Dataset items |
========================================================================
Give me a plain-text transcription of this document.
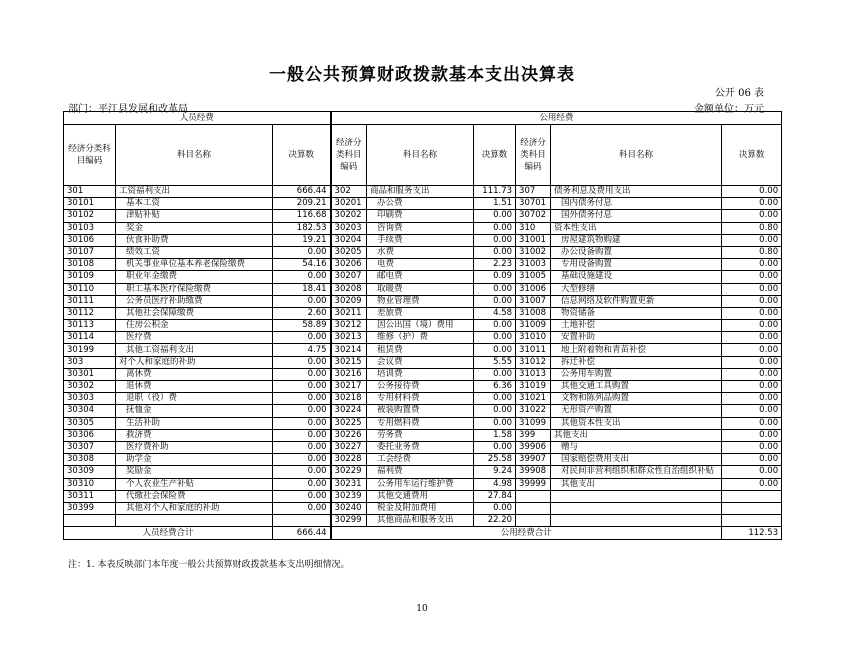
一般公共预算财政拨款基本支出决算表
公开 06 表
部门：平江县发展和改革局	金额单位：万元
人员经费			公用经费					
经济分类科目编码	科目名称	决算数	经济分类科目编码	科目名称	决算数	经济分类科目编码	科目名称	决算数
301	工资福利支出	666.44	302	商品和服务支出	111.73	307	债务利息及费用支出	0.00
30101	基本工资	209.21	30201	办公费	1.51	30701	国内债务付息	0.00
30102	津贴补贴	116.68	30202	印刷费	0.00	30702	国外债务付息	0.00
30103	奖金	182.53	30203	咨询费	0.00	310	资本性支出	0.80
30106	伙食补助费	19.21	30204	手续费	0.00	31001	房屋建筑物购建	0.00
30107	绩效工资	0.00	30205	水费	0.00	31002	办公设备购置	0.80
30108	机关事业单位基本养老保险缴费	54.16	30206	电费	2.23	31003	专用设备购置	0.00
30109	职业年金缴费	0.00	30207	邮电费	0.09	31005	基础设施建设	0.00
30110	职工基本医疗保险缴费	18.41	30208	取暖费	0.00	31006	大型修缮	0.00
30111	公务员医疗补助缴费	0.00	30209	物业管理费	0.00	31007	信息网络及软件购置更新	0.00
30112	其他社会保障缴费	2.60	30211	差旅费	4.58	31008	物资储备	0.00
30113	住房公积金	58.89	30212	因公出国（境）费用	0.00	31009	土地补偿	0.00
30114	医疗费	0.00	30213	维修（护）费	0.00	31010	安置补助	0.00
30199	其他工资福利支出	4.75	30214	租赁费	0.00	31011	地上附着物和青苗补偿	0.00
303	对个人和家庭的补助	0.00	30215	会议费	5.55	31012	拆迁补偿	0.00
30301	离休费	0.00	30216	培训费	0.00	31013	公务用车购置	0.00
30302	退休费	0.00	30217	公务接待费	6.36	31019	其他交通工具购置	0.00
30303	退职（役）费	0.00	30218	专用材料费	0.00	31021	文物和陈列品购置	0.00
30304	抚恤金	0.00	30224	被装购置费	0.00	31022	无形资产购置	0.00
30305	生活补助	0.00	30225	专用燃料费	0.00	31099	其他资本性支出	0.00
30306	救济费	0.00	30226	劳务费	1.58	399	其他支出	0.00
30307	医疗费补助	0.00	30227	委托业务费	0.00	39906	赠与	0.00
30308	助学金	0.00	30228	工会经费	25.58	39907	国家赔偿费用支出	0.00
30309	奖励金	0.00	30229	福利费	9.24	39908	对民间非营利组织和群众性自治组织补贴	0.00
30310	个人农业生产补贴	0.00	30231	公务用车运行维护费	4.98	39999	其他支出	0.00
30311	代缴社会保险费	0.00	30239	其他交通费用	27.84			
30399	其他对个人和家庭的补助	0.00	30240	税金及附加费用	0.00			
			30299	其他商品和服务支出	22.20			
人员经费合计		666.44	公用经费合计					112.53
注：1. 本表反映部门本年度一般公共预算财政拨款基本支出明细情况。
10
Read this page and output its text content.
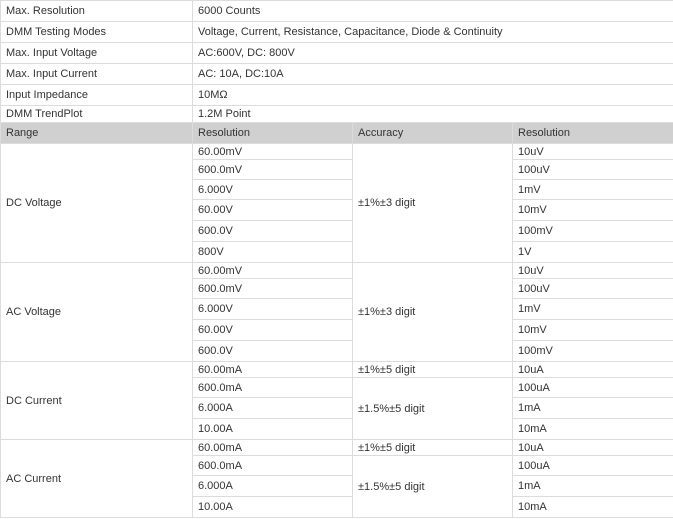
Max. Resolution	6000 Counts		
DMM Testing Modes	Voltage, Current, Resistance, Capacitance, Diode & Continuity		
Max. Input Voltage	AC:600V, DC: 800V		
Max. Input Current	AC: 10A, DC:10A		
Input Impedance	10MΩ		
DMM TrendPlot	1.2M Point		
Range	Resolution	Accuracy	Resolution
DC Voltage	60.00mV	±1%±3 digit	10uV
	600.0mV		100uV
	6.000V		1mV
	60.00V		10mV
	600.0V		100mV
	800V		1V
AC Voltage	60.00mV	±1%±3 digit	10uV
	600.0mV		100uV
	6.000V		1mV
	60.00V		10mV
	600.0V		100mV
DC Current	60.00mA	±1%±5 digit	10uA
	600.0mA	±1.5%±5 digit	100uA
	6.000A		1mA
	10.00A		10mA
AC Current	60.00mA	±1%±5 digit	10uA
	600.0mA	±1.5%±5 digit	100uA
	6.000A		1mA
	10.00A		10mA
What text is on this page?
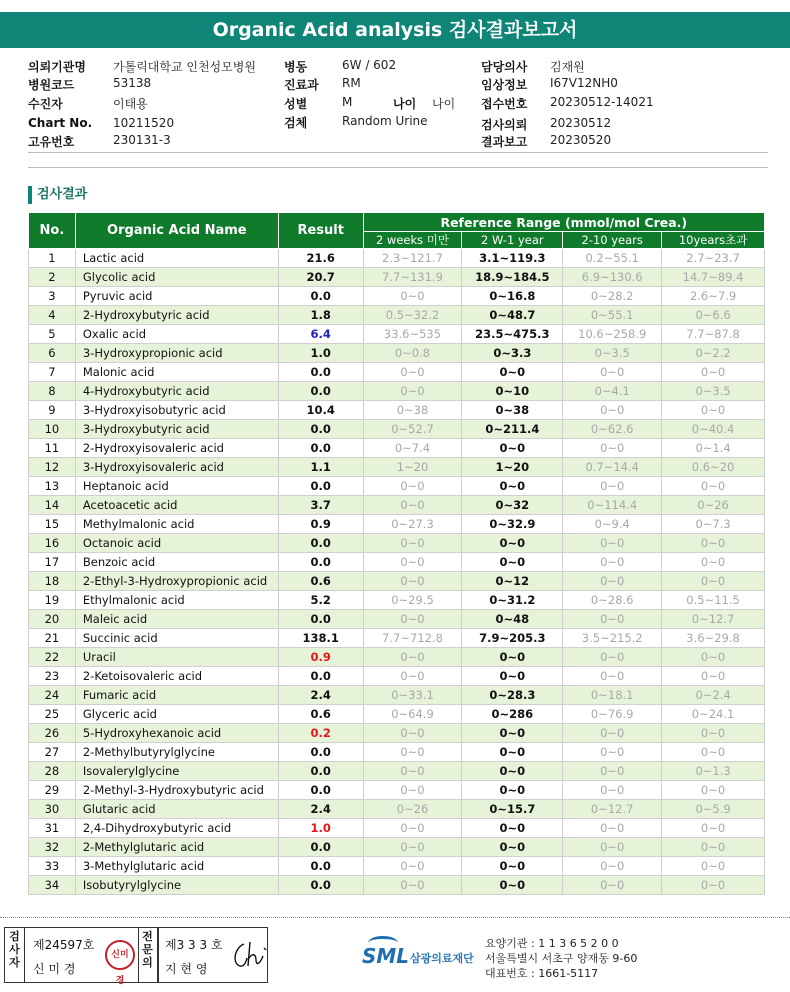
Organic Acid analysis 검사결과보고서
의뢰기관명 가톨릭대학교 인천성모병원
병원코드	53138
수진자	이태용
Chart No. 10211520
고유번호	230131-3
병동	6W / 602
진료과 RM
성별	M	나이 나이
검체	Random Urine
담당의사 김재원
임상정보 I67V12NH0
접수번호 20230512-14021
검사의뢰 20230512
결과보고 20230520
검사결과
No.	Organic Acid Name	Result	Reference Range (mmol/mol Crea.)			
			2 weeks 미만	2 W-1 year	2-10 years	10years초과
1	Lactic acid	21.6	2.3~121.7	3.1~119.3	0.2~55.1	2.7~23.7
2	Glycolic acid	20.7	7.7~131.9	18.9~184.5	6.9~130.6	14.7~89.4
3	Pyruvic acid	0.0	0~0	0~16.8	0~28.2	2.6~7.9
4	2-Hydroxybutyric acid	1.8	0.5~32.2	0~48.7	0~55.1	0~6.6
5	Oxalic acid	6.4	33.6~535	23.5~475.3	10.6~258.9	7.7~87.8
6	3-Hydroxypropionic acid	1.0	0~0.8	0~3.3	0~3.5	0~2.2
7	Malonic acid	0.0	0~0	0~0	0~0	0~0
8	4-Hydroxybutyric acid	0.0	0~0	0~10	0~4.1	0~3.5
9	3-Hydroxyisobutyric acid	10.4	0~38	0~38	0~0	0~0
10	3-Hydroxybutyric acid	0.0	0~52.7	0~211.4	0~62.6	0~40.4
11	2-Hydroxyisovaleric acid	0.0	0~7.4	0~0	0~0	0~1.4
12	3-Hydroxyisovaleric acid	1.1	1~20	1~20	0.7~14.4	0.6~20
13	Heptanoic acid	0.0	0~0	0~0	0~0	0~0
14	Acetoacetic acid	3.7	0~0	0~32	0~114.4	0~26
15	Methylmalonic acid	0.9	0~27.3	0~32.9	0~9.4	0~7.3
16	Octanoic acid	0.0	0~0	0~0	0~0	0~0
17	Benzoic acid	0.0	0~0	0~0	0~0	0~0
18	2-Ethyl-3-Hydroxypropionic acid	0.6	0~0	0~12	0~0	0~0
19	Ethylmalonic acid	5.2	0~29.5	0~31.2	0~28.6	0.5~11.5
20	Maleic acid	0.0	0~0	0~48	0~0	0~12.7
21	Succinic acid	138.1	7.7~712.8	7.9~205.3	3.5~215.2	3.6~29.8
22	Uracil	0.9	0~0	0~0	0~0	0~0
23	2-Ketoisovaleric acid	0.0	0~0	0~0	0~0	0~0
24	Fumaric acid	2.4	0~33.1	0~28.3	0~18.1	0~2.4
25	Glyceric acid	0.6	0~64.9	0~286	0~76.9	0~24.1
26	5-Hydroxyhexanoic acid	0.2	0~0	0~0	0~0	0~0
27	2-Methylbutyrylglycine	0.0	0~0	0~0	0~0	0~0
28	Isovalerylglycine	0.0	0~0	0~0	0~0	0~1.3
29	2-Methyl-3-Hydroxybutyric acid	0.0	0~0	0~0	0~0	0~0
30	Glutaric acid	2.4	0~26	0~15.7	0~12.7	0~5.9
31	2,4-Dihydroxybutyric acid	1.0	0~0	0~0	0~0	0~0
32	2-Methylglutaric acid	0.0	0~0	0~0	0~0	0~0
33	3-Methylglutaric acid	0.0	0~0	0~0	0~0	0~0
34	Isobutyrylglycine	0.0	0~0	0~0	0~0	0~0
검
사
자
제24597호
신 미 경
신미경
전
문
의
제3 3 3 호
지 현 영
SML 삼광의료재단
요양기관 : 1 1 3 6 5 2 0 0
서울특별시 서초구 양재동 9-60
대표번호 : 1661-5117
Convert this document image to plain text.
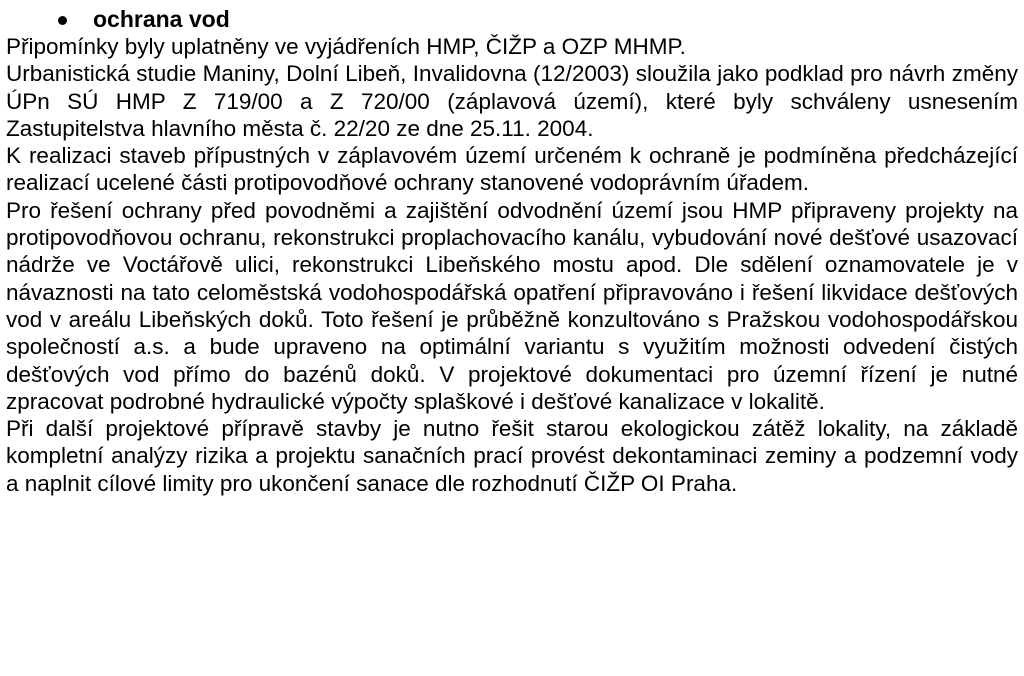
ochrana vod

Připomínky byly uplatněny ve vyjádřeních HMP, ČIŽP a OZP MHMP.

Urbanistická studie Maniny, Dolní Libeň, Invalidovna (12/2003) sloužila jako podklad pro návrh změny ÚPn SÚ HMP Z 719/00 a Z 720/00 (záplavová území), které byly schváleny usnesením Zastupitelstva hlavního města č. 22/20 ze dne 25.11. 2004.

K realizaci staveb přípustných v záplavovém území určeném k ochraně je podmíněna předcházející realizací ucelené části protipovodňové ochrany stanovené vodoprávním úřadem.

Pro řešení ochrany před povodněmi a zajištění odvodnění území jsou HMP připraveny projekty na protipovodňovou ochranu, rekonstrukci proplachovacího kanálu, vybudování nové dešťové usazovací nádrže ve Voctářově ulici, rekonstrukci Libeňského mostu apod. Dle sdělení oznamovatele je v návaznosti na tato celoměstská vodohospodářská opatření připravováno i řešení likvidace dešťových vod v areálu Libeňských doků. Toto řešení je průběžně konzultováno s Pražskou vodohospodářskou společností a.s. a bude upraveno na optimální variantu s využitím možnosti odvedení čistých dešťových vod přímo do bazénů doků. V projektové dokumentaci pro územní řízení je nutné zpracovat podrobné hydraulické výpočty splaškové i dešťové kanalizace v lokalitě.

Při další projektové přípravě stavby je nutno řešit starou ekologickou zátěž lokality, na základě kompletní analýzy rizika a projektu sanačních prací provést dekontaminaci zeminy a podzemní vody a naplnit cílové limity pro ukončení sanace dle rozhodnutí ČIŽP OI Praha.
========================================================================
Task prompt |
Reply with nothing but the number of lines in the data above that contain "Methylglutaric".

Task result |
2